§ **Directions for this task**
Quote the whole listing word for word. Do not include the pictures.

§ **Dataset records**
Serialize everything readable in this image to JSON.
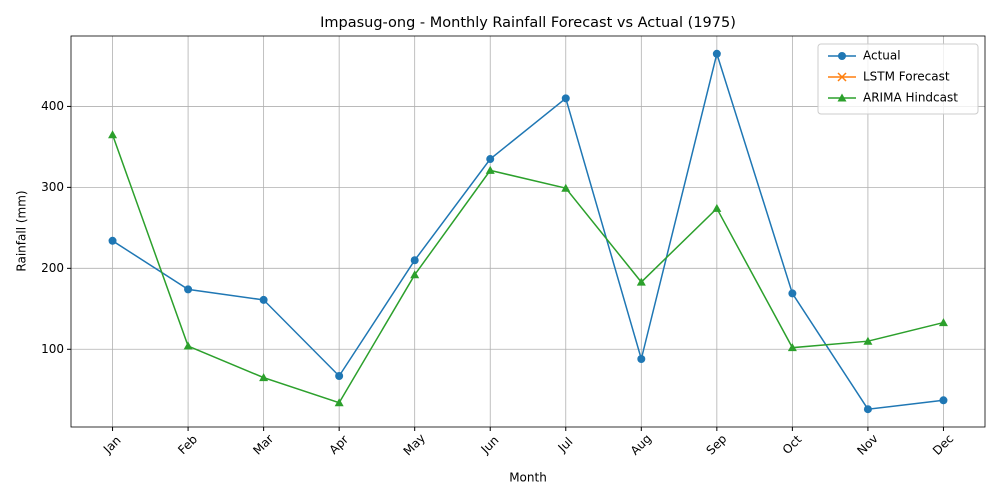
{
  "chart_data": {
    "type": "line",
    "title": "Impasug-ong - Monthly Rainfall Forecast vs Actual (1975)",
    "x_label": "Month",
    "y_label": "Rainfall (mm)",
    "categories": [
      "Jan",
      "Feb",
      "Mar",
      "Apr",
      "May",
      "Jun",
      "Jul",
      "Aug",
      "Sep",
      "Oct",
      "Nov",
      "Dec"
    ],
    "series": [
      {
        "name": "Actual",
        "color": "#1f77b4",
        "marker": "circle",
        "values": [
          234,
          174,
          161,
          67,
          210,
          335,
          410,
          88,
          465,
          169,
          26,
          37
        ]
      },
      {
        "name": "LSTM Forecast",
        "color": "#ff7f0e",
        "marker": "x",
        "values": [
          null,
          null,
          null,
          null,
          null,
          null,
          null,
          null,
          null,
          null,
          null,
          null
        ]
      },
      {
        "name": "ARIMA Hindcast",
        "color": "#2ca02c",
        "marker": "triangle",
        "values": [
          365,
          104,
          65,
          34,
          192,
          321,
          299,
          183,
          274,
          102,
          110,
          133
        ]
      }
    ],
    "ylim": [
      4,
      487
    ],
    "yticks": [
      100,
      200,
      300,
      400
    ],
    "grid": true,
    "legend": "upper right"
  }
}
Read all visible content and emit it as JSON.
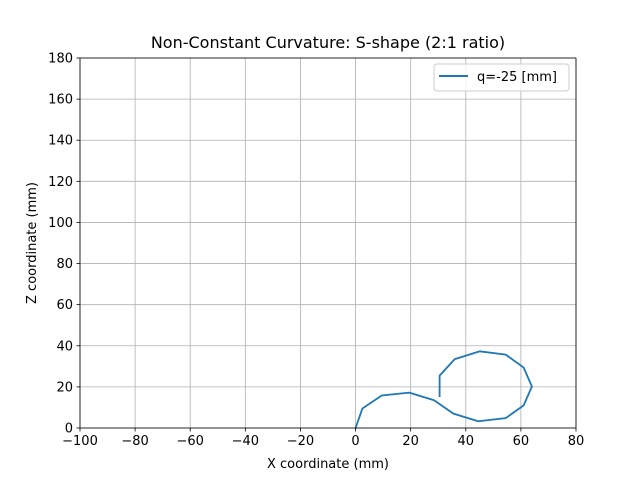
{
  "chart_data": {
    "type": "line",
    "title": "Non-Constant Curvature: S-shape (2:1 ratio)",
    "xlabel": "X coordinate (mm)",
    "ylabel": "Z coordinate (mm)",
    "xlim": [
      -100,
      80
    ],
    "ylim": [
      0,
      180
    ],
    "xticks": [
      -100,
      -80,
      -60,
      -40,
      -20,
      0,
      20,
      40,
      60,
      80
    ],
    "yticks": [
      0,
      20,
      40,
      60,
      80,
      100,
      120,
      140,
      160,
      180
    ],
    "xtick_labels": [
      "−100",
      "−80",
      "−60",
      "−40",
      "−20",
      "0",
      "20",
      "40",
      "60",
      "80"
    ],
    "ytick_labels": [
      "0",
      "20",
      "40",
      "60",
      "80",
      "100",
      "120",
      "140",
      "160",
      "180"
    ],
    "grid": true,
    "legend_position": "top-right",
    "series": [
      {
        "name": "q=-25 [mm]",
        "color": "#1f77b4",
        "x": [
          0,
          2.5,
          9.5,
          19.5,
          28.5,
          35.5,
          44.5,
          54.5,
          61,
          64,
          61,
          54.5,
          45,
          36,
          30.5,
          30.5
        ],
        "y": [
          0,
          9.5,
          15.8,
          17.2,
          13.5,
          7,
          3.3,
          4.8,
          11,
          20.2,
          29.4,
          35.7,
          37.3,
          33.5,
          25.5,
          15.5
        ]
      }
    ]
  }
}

§ **Result**
Serialize everything readable in this image to JSON.
{
  "chart_data": {
    "type": "line",
    "title": "Impasug-ong - Monthly Rainfall Forecast vs Actual (1975)",
    "x_label": "Month",
    "y_label": "Rainfall (mm)",
    "categories": [
      "Jan",
      "Feb",
      "Mar",
      "Apr",
      "May",
      "Jun",
      "Jul",
      "Aug",
      "Sep",
      "Oct",
      "Nov",
      "Dec"
    ],
    "series": [
      {
        "name": "Actual",
        "color": "#1f77b4",
        "marker": "circle",
        "values": [
          234,
          174,
          161,
          67,
          210,
          335,
          410,
          88,
          465,
          169,
          26,
          37
        ]
      },
      {
        "name": "LSTM Forecast",
        "color": "#ff7f0e",
        "marker": "x",
        "values": [
          null,
          null,
          null,
          null,
          null,
          null,
          null,
          null,
          null,
          null,
          null,
          null
        ]
      },
      {
        "name": "ARIMA Hindcast",
        "color": "#2ca02c",
        "marker": "triangle",
        "values": [
          365,
          104,
          65,
          34,
          192,
          321,
          299,
          183,
          274,
          102,
          110,
          133
        ]
      }
    ],
    "ylim": [
      4,
      487
    ],
    "yticks": [
      100,
      200,
      300,
      400
    ],
    "grid": true,
    "legend": "upper right"
  }
}
Read all visible content and emit it as JSON.
{
  "chart_data": {
    "type": "line",
    "title": "Non-Constant Curvature: S-shape (2:1 ratio)",
    "xlabel": "X coordinate (mm)",
    "ylabel": "Z coordinate (mm)",
    "xlim": [
      -100,
      80
    ],
    "ylim": [
      0,
      180
    ],
    "xticks": [
      -100,
      -80,
      -60,
      -40,
      -20,
      0,
      20,
      40,
      60,
      80
    ],
    "yticks": [
      0,
      20,
      40,
      60,
      80,
      100,
      120,
      140,
      160,
      180
    ],
    "xtick_labels": [
      "−100",
      "−80",
      "−60",
      "−40",
      "−20",
      "0",
      "20",
      "40",
      "60",
      "80"
    ],
    "ytick_labels": [
      "0",
      "20",
      "40",
      "60",
      "80",
      "100",
      "120",
      "140",
      "160",
      "180"
    ],
    "grid": true,
    "legend_position": "top-right",
    "series": [
      {
        "name": "q=-25 [mm]",
        "color": "#1f77b4",
        "x": [
          0,
          2.5,
          9.5,
          19.5,
          28.5,
          35.5,
          44.5,
          54.5,
          61,
          64,
          61,
          54.5,
          45,
          36,
          30.5,
          30.5
        ],
        "y": [
          0,
          9.5,
          15.8,
          17.2,
          13.5,
          7,
          3.3,
          4.8,
          11,
          20.2,
          29.4,
          35.7,
          37.3,
          33.5,
          25.5,
          15.5
        ]
      }
    ]
  }
}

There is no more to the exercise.